> Description of the task: Render every one of the lines below as a Markdown table with the columns "Row" and "Line", numbering the rows in order and omitting any blank lines.

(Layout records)
◆ ◆ ◆

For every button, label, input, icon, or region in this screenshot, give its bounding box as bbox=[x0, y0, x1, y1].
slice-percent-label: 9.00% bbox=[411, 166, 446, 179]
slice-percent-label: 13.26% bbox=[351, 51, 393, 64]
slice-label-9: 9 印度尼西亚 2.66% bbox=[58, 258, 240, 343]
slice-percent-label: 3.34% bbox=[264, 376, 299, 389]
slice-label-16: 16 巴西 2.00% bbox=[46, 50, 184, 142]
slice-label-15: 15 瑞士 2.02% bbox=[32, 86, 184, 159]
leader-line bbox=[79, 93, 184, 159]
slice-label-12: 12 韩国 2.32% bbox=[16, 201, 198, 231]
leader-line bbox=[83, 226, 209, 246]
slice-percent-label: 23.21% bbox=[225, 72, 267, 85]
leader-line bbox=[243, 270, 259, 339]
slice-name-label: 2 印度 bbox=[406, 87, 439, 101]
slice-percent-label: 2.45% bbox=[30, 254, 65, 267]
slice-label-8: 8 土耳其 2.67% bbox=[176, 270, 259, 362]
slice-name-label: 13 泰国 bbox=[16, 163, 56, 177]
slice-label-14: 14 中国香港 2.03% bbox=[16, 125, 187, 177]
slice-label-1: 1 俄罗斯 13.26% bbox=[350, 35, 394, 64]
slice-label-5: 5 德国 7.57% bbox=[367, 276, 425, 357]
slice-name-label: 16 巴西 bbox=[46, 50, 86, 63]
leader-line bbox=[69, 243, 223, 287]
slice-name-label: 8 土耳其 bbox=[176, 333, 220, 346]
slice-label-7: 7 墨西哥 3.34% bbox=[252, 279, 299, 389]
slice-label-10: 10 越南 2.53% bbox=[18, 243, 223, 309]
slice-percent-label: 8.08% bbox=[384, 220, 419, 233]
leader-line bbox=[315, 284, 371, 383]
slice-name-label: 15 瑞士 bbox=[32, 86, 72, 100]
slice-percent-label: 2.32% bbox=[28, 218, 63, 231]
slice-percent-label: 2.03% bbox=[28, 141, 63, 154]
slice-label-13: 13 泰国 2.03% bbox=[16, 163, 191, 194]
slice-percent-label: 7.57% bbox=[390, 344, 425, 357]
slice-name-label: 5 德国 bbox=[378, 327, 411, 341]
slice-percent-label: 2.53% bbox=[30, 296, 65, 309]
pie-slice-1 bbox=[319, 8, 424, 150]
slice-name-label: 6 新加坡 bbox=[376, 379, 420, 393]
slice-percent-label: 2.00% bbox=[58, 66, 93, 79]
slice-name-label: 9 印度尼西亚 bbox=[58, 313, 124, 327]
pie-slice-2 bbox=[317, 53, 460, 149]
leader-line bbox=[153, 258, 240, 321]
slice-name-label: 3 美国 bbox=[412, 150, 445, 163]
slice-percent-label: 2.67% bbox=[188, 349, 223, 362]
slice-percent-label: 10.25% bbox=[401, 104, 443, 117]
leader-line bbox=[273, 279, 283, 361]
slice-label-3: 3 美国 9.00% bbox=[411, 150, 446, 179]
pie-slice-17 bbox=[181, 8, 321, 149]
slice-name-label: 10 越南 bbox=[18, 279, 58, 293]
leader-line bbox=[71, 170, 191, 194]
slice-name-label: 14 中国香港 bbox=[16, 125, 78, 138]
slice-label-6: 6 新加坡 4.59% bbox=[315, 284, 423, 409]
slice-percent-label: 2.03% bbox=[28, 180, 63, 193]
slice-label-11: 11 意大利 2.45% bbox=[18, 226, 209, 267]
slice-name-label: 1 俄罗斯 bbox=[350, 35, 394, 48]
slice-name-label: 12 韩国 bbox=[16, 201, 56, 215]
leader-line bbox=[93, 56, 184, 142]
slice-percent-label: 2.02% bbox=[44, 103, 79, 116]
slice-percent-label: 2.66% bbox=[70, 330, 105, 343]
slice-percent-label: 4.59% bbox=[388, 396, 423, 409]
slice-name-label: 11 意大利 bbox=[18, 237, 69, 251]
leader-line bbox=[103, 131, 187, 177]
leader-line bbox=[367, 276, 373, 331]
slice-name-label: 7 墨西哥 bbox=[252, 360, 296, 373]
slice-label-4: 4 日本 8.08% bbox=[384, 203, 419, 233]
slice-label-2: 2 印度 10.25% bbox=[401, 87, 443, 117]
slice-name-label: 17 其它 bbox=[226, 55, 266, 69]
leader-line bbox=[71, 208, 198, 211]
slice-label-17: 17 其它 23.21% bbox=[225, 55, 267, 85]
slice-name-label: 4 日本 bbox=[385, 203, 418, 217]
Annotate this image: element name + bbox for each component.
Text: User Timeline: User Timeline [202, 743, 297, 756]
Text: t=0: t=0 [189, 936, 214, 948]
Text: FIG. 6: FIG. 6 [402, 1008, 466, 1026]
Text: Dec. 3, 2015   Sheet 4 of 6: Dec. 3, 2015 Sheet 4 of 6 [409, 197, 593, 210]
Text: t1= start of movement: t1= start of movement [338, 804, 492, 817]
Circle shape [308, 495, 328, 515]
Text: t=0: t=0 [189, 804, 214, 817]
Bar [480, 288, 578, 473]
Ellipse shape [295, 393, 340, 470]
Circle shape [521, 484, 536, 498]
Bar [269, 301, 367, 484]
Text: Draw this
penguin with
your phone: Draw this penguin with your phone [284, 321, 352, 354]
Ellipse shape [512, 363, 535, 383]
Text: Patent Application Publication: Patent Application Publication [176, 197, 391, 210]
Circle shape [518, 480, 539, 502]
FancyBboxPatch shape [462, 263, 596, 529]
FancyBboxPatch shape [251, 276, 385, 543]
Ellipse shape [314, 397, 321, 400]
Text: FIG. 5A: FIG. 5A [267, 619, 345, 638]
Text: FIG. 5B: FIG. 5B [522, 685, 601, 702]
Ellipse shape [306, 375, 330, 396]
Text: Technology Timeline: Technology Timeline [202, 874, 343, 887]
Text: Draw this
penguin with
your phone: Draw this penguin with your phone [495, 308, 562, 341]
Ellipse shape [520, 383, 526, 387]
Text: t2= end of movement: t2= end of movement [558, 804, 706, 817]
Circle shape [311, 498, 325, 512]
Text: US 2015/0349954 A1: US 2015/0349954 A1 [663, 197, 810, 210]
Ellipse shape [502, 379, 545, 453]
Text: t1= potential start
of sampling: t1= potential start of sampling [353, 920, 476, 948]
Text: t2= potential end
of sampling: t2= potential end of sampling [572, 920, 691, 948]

◆ ◆ ◆

> Complete response:
| Row | Line |
|---|---|
| 1 | For every button, label, input, icon, or region in this screenshot, give its bounding box as bbox=[x0, y0, x1, y1]. |
| 2 | slice-percent-label: 9.00% bbox=[411, 166, 446, 179] |
| 3 | slice-percent-label: 13.26% bbox=[351, 51, 393, 64] |
| 4 | slice-label-9: 9 印度尼西亚 2.66% bbox=[58, 258, 240, 343] |
| 5 | slice-percent-label: 3.34% bbox=[264, 376, 299, 389] |
| 6 | slice-label-16: 16 巴西 2.00% bbox=[46, 50, 184, 142] |
| 7 | slice-label-15: 15 瑞士 2.02% bbox=[32, 86, 184, 159] |
| 8 | leader-line bbox=[79, 93, 184, 159] |
| 9 | slice-label-12: 12 韩国 2.32% bbox=[16, 201, 198, 231] |
| 10 | leader-line bbox=[83, 226, 209, 246] |
| 11 | slice-percent-label: 23.21% bbox=[225, 72, 267, 85] |
| 12 | leader-line bbox=[243, 270, 259, 339] |
| 13 | slice-name-label: 2 印度 bbox=[406, 87, 439, 101] |
| 14 | slice-percent-label: 2.45% bbox=[30, 254, 65, 267] |
| 15 | slice-label-8: 8 土耳其 2.67% bbox=[176, 270, 259, 362] |
| 16 | slice-name-label: 13 泰国 bbox=[16, 163, 56, 177] |
| 17 | slice-label-14: 14 中国香港 2.03% bbox=[16, 125, 187, 177] |
| 18 | slice-label-1: 1 俄罗斯 13.26% bbox=[350, 35, 394, 64] |
| 19 | slice-label-5: 5 德国 7.57% bbox=[367, 276, 425, 357] |
| 20 | slice-name-label: 16 巴西 bbox=[46, 50, 86, 63] |
| 21 | leader-line bbox=[69, 243, 223, 287] |
| 22 | slice-name-label: 8 土耳其 bbox=[176, 333, 220, 346] |
| 23 | slice-label-7: 7 墨西哥 3.34% bbox=[252, 279, 299, 389] |
| 24 | slice-label-10: 10 越南 2.53% bbox=[18, 243, 223, 309] |
| 25 | slice-percent-label: 8.08% bbox=[384, 220, 419, 233] |
| 26 | leader-line bbox=[315, 284, 371, 383] |
| 27 | slice-name-label: 15 瑞士 bbox=[32, 86, 72, 100] |
| 28 | slice-percent-label: 2.32% bbox=[28, 218, 63, 231] |
| 29 | slice-percent-label: 2.03% bbox=[28, 141, 63, 154] |
| 30 | slice-label-13: 13 泰国 2.03% bbox=[16, 163, 191, 194] |
| 31 | slice-percent-label: 7.57% bbox=[390, 344, 425, 357] |
| 32 | slice-name-label: 5 德国 bbox=[378, 327, 411, 341] |
| 33 | slice-percent-label: 2.53% bbox=[30, 296, 65, 309] |
| 34 | pie-slice-1 bbox=[319, 8, 424, 150] |
| 35 | slice-name-label: 6 新加坡 bbox=[376, 379, 420, 393] |
| 36 | slice-percent-label: 2.00% bbox=[58, 66, 93, 79] |
| 37 | slice-name-label: 9 印度尼西亚 bbox=[58, 313, 124, 327] |
| 38 | pie-slice-2 bbox=[317, 53, 460, 149] |
| 39 | leader-line bbox=[153, 258, 240, 321] |
| 40 | slice-name-label: 3 美国 bbox=[412, 150, 445, 163] |
| 41 | slice-percent-label: 2.67% bbox=[188, 349, 223, 362] |
| 42 | slice-percent-label: 10.25% bbox=[401, 104, 443, 117] |
| 43 | leader-line bbox=[273, 279, 283, 361] |
| 44 | slice-label-3: 3 美国 9.00% bbox=[411, 150, 446, 179] |
| 45 | pie-slice-17 bbox=[181, 8, 321, 149] |
| 46 | slice-name-label: 10 越南 bbox=[18, 279, 58, 293] |
| 47 | leader-line bbox=[71, 170, 191, 194] |
| 48 | slice-name-label: 14 中国香港 bbox=[16, 125, 78, 138] |
| 49 | slice-label-6: 6 新加坡 4.59% bbox=[315, 284, 423, 409] |
| 50 | slice-percent-label: 2.03% bbox=[28, 180, 63, 193] |
| 51 | slice-label-11: 11 意大利 2.45% bbox=[18, 226, 209, 267] |
| 52 | slice-name-label: 1 俄罗斯 bbox=[350, 35, 394, 48] |
| 53 | slice-name-label: 12 韩国 bbox=[16, 201, 56, 215] |
| 54 | leader-line bbox=[93, 56, 184, 142] |
| 55 | slice-percent-label: 2.02% bbox=[44, 103, 79, 116] |
| 56 | slice-percent-label: 2.66% bbox=[70, 330, 105, 343] |
| 57 | slice-percent-label: 4.59% bbox=[388, 396, 423, 409] |
| 58 | slice-name-label: 11 意大利 bbox=[18, 237, 69, 251] |
| 59 | leader-line bbox=[103, 131, 187, 177] |
| 60 | leader-line bbox=[367, 276, 373, 331] |
| 61 | slice-name-label: 7 墨西哥 bbox=[252, 360, 296, 373] |
| 62 | slice-label-4: 4 日本 8.08% bbox=[384, 203, 419, 233] |
| 63 | slice-label-2: 2 印度 10.25% bbox=[401, 87, 443, 117] |
| 64 | slice-name-label: 17 其它 bbox=[226, 55, 266, 69] |
| 65 | leader-line bbox=[71, 208, 198, 211] |
| 66 | slice-label-17: 17 其它 23.21% bbox=[225, 55, 267, 85] |
| 67 | slice-name-label: 4 日本 bbox=[385, 203, 418, 217] |
| 68 | Annotate this image: element name + bbox for each component. |
| 69 | Text: User Timeline: User Timeline [202, 743, 297, 756] |
| 70 | Text: t=0: t=0 [189, 936, 214, 948] |
| 71 | Text: FIG. 6: FIG. 6 [402, 1008, 466, 1026] |
| 72 | Text: Dec. 3, 2015   Sheet 4 of 6: Dec. 3, 2015 Sheet 4 of 6 [409, 197, 593, 210] |
| 73 | Text: t1= start of movement: t1= start of movement [338, 804, 492, 817] |
| 74 | Circle shape [308, 495, 328, 515] |
| 75 | Text: t=0: t=0 [189, 804, 214, 817] |
| 76 | Bar [480, 288, 578, 473] |
| 77 | Ellipse shape [295, 393, 340, 470] |
| 78 | Circle shape [521, 484, 536, 498] |
| 79 | Bar [269, 301, 367, 484] |
| 80 | Text: Draw this |
| 81 | penguin with |
| 82 | your phone: Draw this penguin with your phone [284, 321, 352, 354] |
| 83 | Ellipse shape [512, 363, 535, 383] |
| 84 | Text: Patent Application Publication: Patent Application Publication [176, 197, 391, 210] |
| 85 | Circle shape [518, 480, 539, 502] |
| 86 | FancyBboxPatch shape [462, 263, 596, 529] |
| 87 | FancyBboxPatch shape [251, 276, 385, 543] |
| 88 | Ellipse shape [314, 397, 321, 400] |
| 89 | Text: FIG. 5A: FIG. 5A [267, 619, 345, 638] |
| 90 | Text: FIG. 5B: FIG. 5B [522, 685, 601, 702] |
| 91 | Ellipse shape [306, 375, 330, 396] |
| 92 | Text: Technology Timeline: Technology Timeline [202, 874, 343, 887] |
| 93 | Text: Draw this |
| 94 | penguin with |
| 95 | your phone: Draw this penguin with your phone [495, 308, 562, 341] |
| 96 | Ellipse shape [520, 383, 526, 387] |
| 97 | Text: t2= end of movement: t2= end of movement [558, 804, 706, 817] |
| 98 | Circle shape [311, 498, 325, 512] |
| 99 | Text: US 2015/0349954 A1: US 2015/0349954 A1 [663, 197, 810, 210] |
| 100 | Ellipse shape [502, 379, 545, 453] |
| 101 | Text: t1= potential start |
| 102 | of sampling: t1= potential start of sampling [353, 920, 476, 948] |
| 103 | Text: t2= potential end |
| 104 | of sampling: t2= potential end of sampling [572, 920, 691, 948] |